| Task instructions |
Count the lines below that contain the word "emoji" and give only the number.

** BEGIN Supplied data **

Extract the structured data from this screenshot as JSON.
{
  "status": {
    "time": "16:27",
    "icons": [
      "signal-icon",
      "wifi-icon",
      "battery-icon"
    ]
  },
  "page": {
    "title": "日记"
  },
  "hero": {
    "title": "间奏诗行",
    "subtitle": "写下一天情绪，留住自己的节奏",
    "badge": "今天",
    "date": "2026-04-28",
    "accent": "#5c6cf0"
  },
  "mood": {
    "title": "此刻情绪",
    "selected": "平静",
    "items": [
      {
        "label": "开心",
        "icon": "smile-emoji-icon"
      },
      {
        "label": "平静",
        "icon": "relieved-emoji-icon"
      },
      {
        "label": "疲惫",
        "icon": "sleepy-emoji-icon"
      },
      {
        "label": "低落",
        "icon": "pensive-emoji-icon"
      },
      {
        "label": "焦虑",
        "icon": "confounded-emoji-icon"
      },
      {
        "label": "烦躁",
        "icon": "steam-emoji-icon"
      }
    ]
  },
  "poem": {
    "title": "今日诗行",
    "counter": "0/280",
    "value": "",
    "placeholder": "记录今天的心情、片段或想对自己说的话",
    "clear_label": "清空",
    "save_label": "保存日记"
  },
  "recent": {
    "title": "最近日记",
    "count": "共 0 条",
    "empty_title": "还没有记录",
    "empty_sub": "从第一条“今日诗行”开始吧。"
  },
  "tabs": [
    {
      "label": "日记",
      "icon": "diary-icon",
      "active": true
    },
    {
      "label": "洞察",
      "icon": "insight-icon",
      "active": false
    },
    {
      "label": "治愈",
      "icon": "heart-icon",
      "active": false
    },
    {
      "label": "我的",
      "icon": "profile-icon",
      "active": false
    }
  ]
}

** END Supplied data **

| Complete output |
6